# [Data to use]
§

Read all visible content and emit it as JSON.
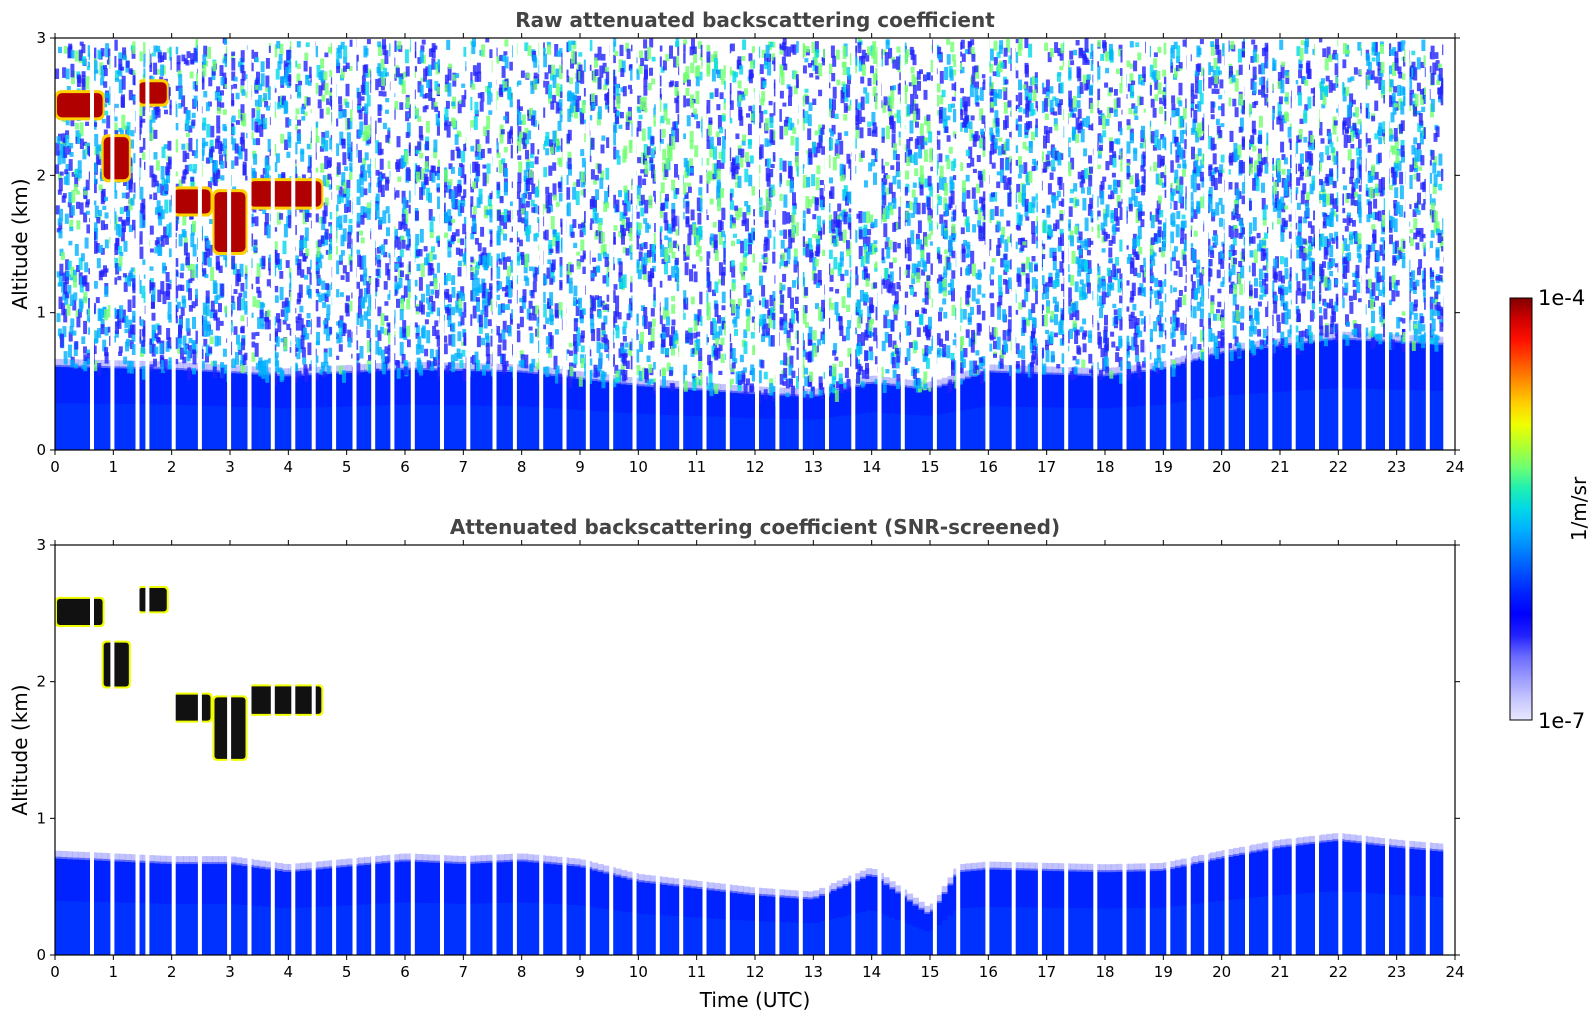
{
  "chart_data": [
    {
      "type": "heatmap",
      "title": "Raw attenuated backscattering coefficient",
      "xlabel": "",
      "ylabel": "Altitude (km)",
      "xlim": [
        0,
        24
      ],
      "ylim": [
        0,
        3
      ],
      "x_ticks": [
        0,
        1,
        2,
        3,
        4,
        5,
        6,
        7,
        8,
        9,
        10,
        11,
        12,
        13,
        14,
        15,
        16,
        17,
        18,
        19,
        20,
        21,
        22,
        23,
        24
      ],
      "y_ticks": [
        0,
        1,
        2,
        3
      ],
      "profile_gaps_utc": [
        0.6,
        0.95,
        1.38,
        1.55,
        2.0,
        2.45,
        2.95,
        3.3,
        3.7,
        4.05,
        4.4,
        4.75,
        5.1,
        5.42,
        5.75,
        6.1,
        6.6,
        7.05,
        7.5,
        7.85,
        8.3,
        8.7,
        9.1,
        9.5,
        9.9,
        10.3,
        10.7,
        11.1,
        11.5,
        12.0,
        12.35,
        12.75,
        13.2,
        13.65,
        14.1,
        14.5,
        15.05,
        15.45,
        15.95,
        16.4,
        16.85,
        17.3,
        17.8,
        18.3,
        18.7,
        19.05,
        19.4,
        19.7,
        20.05,
        20.4,
        20.8,
        21.2,
        21.6,
        22.0,
        22.4,
        22.8,
        23.15,
        23.5
      ],
      "cloud_layers": [
        {
          "time_utc": [
            0.0,
            0.85
          ],
          "altitude_km": [
            2.4,
            2.62
          ]
        },
        {
          "time_utc": [
            0.8,
            1.3
          ],
          "altitude_km": [
            1.95,
            2.3
          ]
        },
        {
          "time_utc": [
            1.4,
            1.95
          ],
          "altitude_km": [
            2.5,
            2.7
          ]
        },
        {
          "time_utc": [
            2.0,
            2.7
          ],
          "altitude_km": [
            1.7,
            1.92
          ]
        },
        {
          "time_utc": [
            2.7,
            3.3
          ],
          "altitude_km": [
            1.42,
            1.9
          ]
        },
        {
          "time_utc": [
            3.3,
            4.6
          ],
          "altitude_km": [
            1.75,
            1.98
          ]
        }
      ],
      "boundary_layer_top_km": [
        [
          0,
          0.62
        ],
        [
          2,
          0.6
        ],
        [
          4,
          0.55
        ],
        [
          6,
          0.6
        ],
        [
          8,
          0.58
        ],
        [
          10,
          0.48
        ],
        [
          12,
          0.42
        ],
        [
          13,
          0.4
        ],
        [
          14,
          0.5
        ],
        [
          15,
          0.45
        ],
        [
          16,
          0.58
        ],
        [
          18,
          0.55
        ],
        [
          19,
          0.6
        ],
        [
          20,
          0.72
        ],
        [
          22,
          0.82
        ],
        [
          23.8,
          0.78
        ]
      ]
    },
    {
      "type": "heatmap",
      "title": "Attenuated backscattering coefficient (SNR-screened)",
      "xlabel": "Time (UTC)",
      "ylabel": "Altitude (km)",
      "xlim": [
        0,
        24
      ],
      "ylim": [
        0,
        3
      ],
      "x_ticks": [
        0,
        1,
        2,
        3,
        4,
        5,
        6,
        7,
        8,
        9,
        10,
        11,
        12,
        13,
        14,
        15,
        16,
        17,
        18,
        19,
        20,
        21,
        22,
        23,
        24
      ],
      "y_ticks": [
        0,
        1,
        2,
        3
      ],
      "boundary_layer_top_km": [
        [
          0,
          0.72
        ],
        [
          1,
          0.7
        ],
        [
          2,
          0.68
        ],
        [
          3,
          0.68
        ],
        [
          4,
          0.62
        ],
        [
          5,
          0.66
        ],
        [
          6,
          0.7
        ],
        [
          7,
          0.68
        ],
        [
          8,
          0.7
        ],
        [
          9,
          0.66
        ],
        [
          10,
          0.55
        ],
        [
          11,
          0.5
        ],
        [
          12,
          0.45
        ],
        [
          13,
          0.42
        ],
        [
          14,
          0.6
        ],
        [
          15,
          0.3
        ],
        [
          15.5,
          0.62
        ],
        [
          16,
          0.64
        ],
        [
          17,
          0.63
        ],
        [
          18,
          0.62
        ],
        [
          19,
          0.63
        ],
        [
          20,
          0.72
        ],
        [
          21,
          0.8
        ],
        [
          22,
          0.85
        ],
        [
          23,
          0.8
        ],
        [
          23.8,
          0.77
        ]
      ]
    }
  ],
  "colorbar": {
    "label": "1/m/sr",
    "max_label": "1e-4",
    "min_label": "1e-7",
    "scale": "log",
    "range": [
      1e-07,
      0.0001
    ],
    "colors": [
      "#e8e8ff",
      "#c6c6ff",
      "#9a9aff",
      "#6b6bff",
      "#2222ff",
      "#0000ff",
      "#0022ff",
      "#0050ff",
      "#0080ff",
      "#00b0ff",
      "#00d8e8",
      "#20f0b0",
      "#70ff70",
      "#b0ff30",
      "#f0ff00",
      "#ffd000",
      "#ff9000",
      "#ff5000",
      "#ff1000",
      "#d00000",
      "#800000"
    ]
  }
}
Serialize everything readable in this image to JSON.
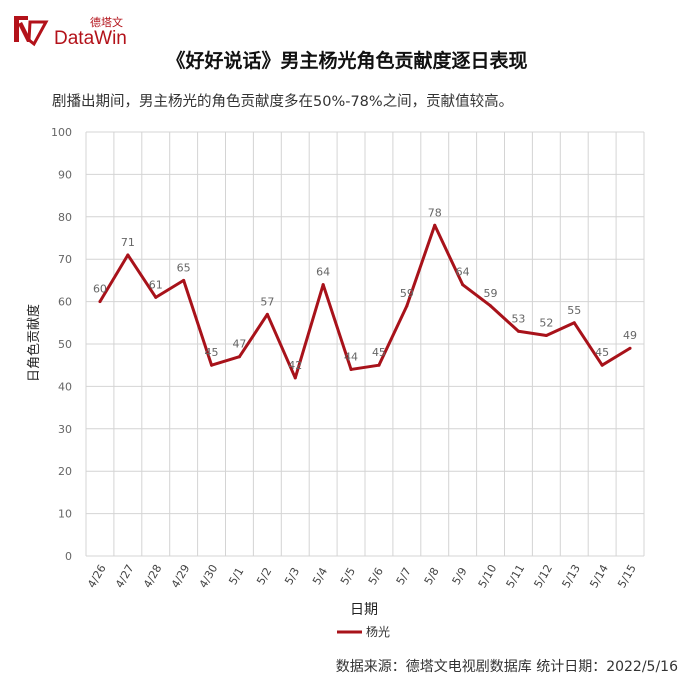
{
  "logo": {
    "cn": "德塔文",
    "en": "DataWin"
  },
  "title": "《好好说话》男主杨光角色贡献度逐日表现",
  "subtitle": "剧播出期间，男主杨光的角色贡献度多在50%-78%之间，贡献值较高。",
  "footer": "数据来源：德塔文电视剧数据库   统计日期：2022/5/16",
  "colors": {
    "line": "#a8121a",
    "brand": "#b3121a",
    "grid": "#d4d4d4",
    "label": "#666666"
  },
  "chart_data": {
    "type": "line",
    "xlabel": "日期",
    "ylabel": "日角色贡献度",
    "ylim": [
      0,
      100
    ],
    "yticks": [
      0,
      10,
      20,
      30,
      40,
      50,
      60,
      70,
      80,
      90,
      100
    ],
    "categories": [
      "4/26",
      "4/27",
      "4/28",
      "4/29",
      "4/30",
      "5/1",
      "5/2",
      "5/3",
      "5/4",
      "5/5",
      "5/6",
      "5/7",
      "5/8",
      "5/9",
      "5/10",
      "5/11",
      "5/12",
      "5/13",
      "5/14",
      "5/15"
    ],
    "series": [
      {
        "name": "杨光",
        "values": [
          60,
          71,
          61,
          65,
          45,
          47,
          57,
          42,
          64,
          44,
          45,
          59,
          78,
          64,
          59,
          53,
          52,
          55,
          45,
          49
        ]
      }
    ],
    "grid": true,
    "legend": "bottom"
  }
}
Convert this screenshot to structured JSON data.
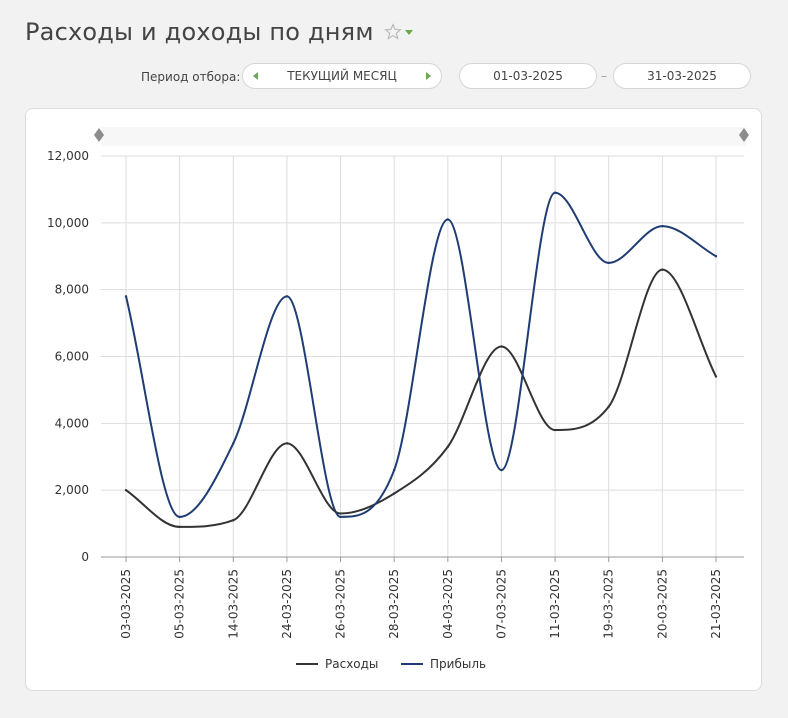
{
  "header": {
    "title": "Расходы и доходы по дням"
  },
  "filter": {
    "label": "Период отбора:",
    "period_value": "ТЕКУЩИЙ МЕСЯЦ",
    "date_from": "01-03-2025",
    "date_separator": "–",
    "date_to": "31-03-2025"
  },
  "colors": {
    "accent": "#6aa84f",
    "expenses": "#333333",
    "profit": "#1f3c73",
    "grid": "#dddddd"
  },
  "chart_data": {
    "type": "line",
    "categories": [
      "03-03-2025",
      "05-03-2025",
      "14-03-2025",
      "24-03-2025",
      "26-03-2025",
      "28-03-2025",
      "04-03-2025",
      "07-03-2025",
      "11-03-2025",
      "19-03-2025",
      "20-03-2025",
      "21-03-2025"
    ],
    "series": [
      {
        "name": "Расходы",
        "color": "#333333",
        "values": [
          2000,
          900,
          1100,
          3400,
          1300,
          1900,
          3300,
          6300,
          3800,
          4500,
          8600,
          5400
        ]
      },
      {
        "name": "Прибыль",
        "color": "#1f3c73",
        "values": [
          7800,
          1200,
          3400,
          7800,
          1200,
          2600,
          10100,
          2600,
          10900,
          8800,
          9900,
          9000
        ]
      }
    ],
    "ylim": [
      0,
      12000
    ],
    "yticks": [
      0,
      2000,
      4000,
      6000,
      8000,
      10000,
      12000
    ],
    "ytick_labels": [
      "0",
      "2,000",
      "4,000",
      "6,000",
      "8,000",
      "10,000",
      "12,000"
    ],
    "grid": true,
    "legend_position": "bottom-center",
    "title": "",
    "xlabel": "",
    "ylabel": ""
  }
}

§

# [Written problem]
Search the lines above for the string "bottom" and copy each line that has it.

# [Answer to the task]
    "legend": "bottom"
    "legend_position": "bottom-center",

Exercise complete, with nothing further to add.